— PROMPT —
Your copy of the material below should match it exactly, except that it holds no pictures.

— RECORDS FOR PROCESSING —
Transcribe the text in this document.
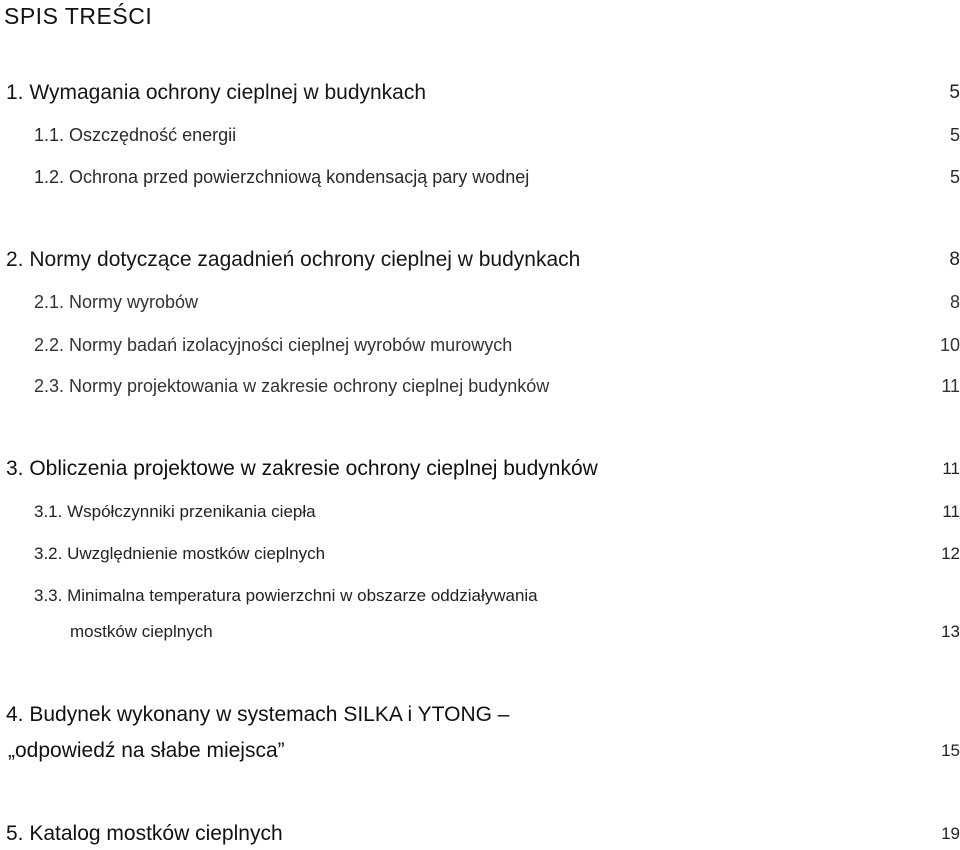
SPIS TREŚCI
1. Wymagania ochrony cieplnej w budynkach	5
1.1. Oszczędność energii	5
1.2. Ochrona przed powierzchniową kondensacją pary wodnej	5
2. Normy dotyczące zagadnień ochrony cieplnej w budynkach	8
2.1. Normy wyrobów	8
2.2. Normy badań izolacyjności cieplnej wyrobów murowych	10
2.3. Normy projektowania w zakresie ochrony cieplnej budynków	11
3. Obliczenia projektowe w zakresie ochrony cieplnej budynków	11
3.1. Współczynniki przenikania ciepła	11
3.2. Uwzględnienie mostków cieplnych	12
3.3. Minimalna temperatura powierzchni w obszarze oddziaływania
mostków cieplnych	13
4. Budynek wykonany w systemach SILKA i YTONG –
„odpowiedź na słabe miejsca”	15
5. Katalog mostków cieplnych	19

— FINISHED EXERCISE —
Transcribe the text in this document.
SPIS TREŚCI
1. Wymagania ochrony cieplnej w budynkach	5
1.1. Oszczędność energii	5
1.2. Ochrona przed powierzchniową kondensacją pary wodnej	5
2. Normy dotyczące zagadnień ochrony cieplnej w budynkach	8
2.1. Normy wyrobów	8
2.2. Normy badań izolacyjności cieplnej wyrobów murowych	10
2.3. Normy projektowania w zakresie ochrony cieplnej budynków	11
3. Obliczenia projektowe w zakresie ochrony cieplnej budynków	11
3.1. Współczynniki przenikania ciepła	11
3.2. Uwzględnienie mostków cieplnych	12
3.3. Minimalna temperatura powierzchni w obszarze oddziaływania
mostków cieplnych	13
4. Budynek wykonany w systemach SILKA i YTONG –
„odpowiedź na słabe miejsca”	15
5. Katalog mostków cieplnych	19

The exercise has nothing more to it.